▶ **Exercise aim**
Check the entries below for lines with "Gleisen"; report only how many there are.

▶ **Data excerpts**
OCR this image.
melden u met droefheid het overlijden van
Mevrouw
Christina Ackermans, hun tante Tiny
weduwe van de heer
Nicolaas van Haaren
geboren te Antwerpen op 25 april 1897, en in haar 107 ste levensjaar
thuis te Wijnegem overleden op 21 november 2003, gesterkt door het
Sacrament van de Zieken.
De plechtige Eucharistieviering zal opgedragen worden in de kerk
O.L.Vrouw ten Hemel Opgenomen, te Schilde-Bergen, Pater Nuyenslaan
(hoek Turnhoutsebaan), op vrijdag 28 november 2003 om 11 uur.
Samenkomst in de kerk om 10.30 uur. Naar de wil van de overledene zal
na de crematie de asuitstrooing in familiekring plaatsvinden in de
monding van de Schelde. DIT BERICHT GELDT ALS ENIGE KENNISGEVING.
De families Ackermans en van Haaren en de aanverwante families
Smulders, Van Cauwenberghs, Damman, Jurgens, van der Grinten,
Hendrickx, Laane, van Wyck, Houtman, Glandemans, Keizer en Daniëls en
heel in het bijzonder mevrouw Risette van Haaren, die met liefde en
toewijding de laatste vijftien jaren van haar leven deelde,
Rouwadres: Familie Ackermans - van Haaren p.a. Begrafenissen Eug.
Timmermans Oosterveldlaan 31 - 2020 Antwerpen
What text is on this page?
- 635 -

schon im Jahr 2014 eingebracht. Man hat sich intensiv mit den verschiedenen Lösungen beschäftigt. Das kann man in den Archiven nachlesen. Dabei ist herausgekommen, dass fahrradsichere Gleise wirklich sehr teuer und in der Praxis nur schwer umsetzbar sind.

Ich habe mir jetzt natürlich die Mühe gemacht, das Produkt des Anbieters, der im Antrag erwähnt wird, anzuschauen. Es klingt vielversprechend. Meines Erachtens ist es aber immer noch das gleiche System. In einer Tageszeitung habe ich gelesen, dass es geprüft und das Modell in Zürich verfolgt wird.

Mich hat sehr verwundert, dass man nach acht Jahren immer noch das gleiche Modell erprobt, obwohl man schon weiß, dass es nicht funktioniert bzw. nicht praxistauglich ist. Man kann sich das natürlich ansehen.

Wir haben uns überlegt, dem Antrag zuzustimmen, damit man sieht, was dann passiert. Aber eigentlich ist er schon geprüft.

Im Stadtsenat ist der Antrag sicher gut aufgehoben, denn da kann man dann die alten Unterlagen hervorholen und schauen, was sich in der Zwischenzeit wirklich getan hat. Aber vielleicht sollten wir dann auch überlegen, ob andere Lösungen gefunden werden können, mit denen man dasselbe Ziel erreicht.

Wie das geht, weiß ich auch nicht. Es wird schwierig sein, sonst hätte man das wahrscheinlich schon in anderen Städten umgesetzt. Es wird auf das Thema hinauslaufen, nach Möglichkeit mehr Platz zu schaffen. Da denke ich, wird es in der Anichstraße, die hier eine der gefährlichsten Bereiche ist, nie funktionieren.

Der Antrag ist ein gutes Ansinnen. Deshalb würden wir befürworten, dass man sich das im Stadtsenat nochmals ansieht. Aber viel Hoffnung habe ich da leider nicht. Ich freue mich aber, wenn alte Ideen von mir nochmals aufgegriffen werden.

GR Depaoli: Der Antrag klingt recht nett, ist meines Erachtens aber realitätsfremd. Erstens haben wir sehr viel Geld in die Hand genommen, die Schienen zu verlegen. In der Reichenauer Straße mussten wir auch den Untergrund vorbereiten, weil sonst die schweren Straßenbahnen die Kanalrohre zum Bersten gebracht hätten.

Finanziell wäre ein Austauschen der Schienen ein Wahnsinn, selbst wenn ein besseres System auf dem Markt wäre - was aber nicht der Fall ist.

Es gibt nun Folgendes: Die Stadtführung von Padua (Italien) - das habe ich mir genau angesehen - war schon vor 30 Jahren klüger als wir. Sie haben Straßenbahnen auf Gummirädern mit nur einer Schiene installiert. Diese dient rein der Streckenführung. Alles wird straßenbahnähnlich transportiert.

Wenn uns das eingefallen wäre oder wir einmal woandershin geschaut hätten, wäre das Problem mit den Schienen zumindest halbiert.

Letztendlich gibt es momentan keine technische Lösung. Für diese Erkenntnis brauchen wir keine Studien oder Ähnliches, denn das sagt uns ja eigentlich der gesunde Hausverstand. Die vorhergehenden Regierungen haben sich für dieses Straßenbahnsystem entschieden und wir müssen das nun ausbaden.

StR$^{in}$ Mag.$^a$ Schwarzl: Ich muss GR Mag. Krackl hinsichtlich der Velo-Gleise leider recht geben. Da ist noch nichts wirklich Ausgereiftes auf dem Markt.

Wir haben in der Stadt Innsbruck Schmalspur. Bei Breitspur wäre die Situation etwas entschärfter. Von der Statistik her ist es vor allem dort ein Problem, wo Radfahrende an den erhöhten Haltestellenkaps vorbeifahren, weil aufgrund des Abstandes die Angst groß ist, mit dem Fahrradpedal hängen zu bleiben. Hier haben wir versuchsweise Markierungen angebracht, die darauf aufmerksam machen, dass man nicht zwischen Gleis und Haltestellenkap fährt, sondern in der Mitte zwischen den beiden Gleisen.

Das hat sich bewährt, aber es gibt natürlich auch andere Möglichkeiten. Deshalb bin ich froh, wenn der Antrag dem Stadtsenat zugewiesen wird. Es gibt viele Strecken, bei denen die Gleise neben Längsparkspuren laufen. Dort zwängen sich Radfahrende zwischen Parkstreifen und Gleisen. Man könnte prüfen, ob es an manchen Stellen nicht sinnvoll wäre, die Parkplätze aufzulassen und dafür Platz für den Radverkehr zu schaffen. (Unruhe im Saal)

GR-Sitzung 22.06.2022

▶ **Answer to this problem**
2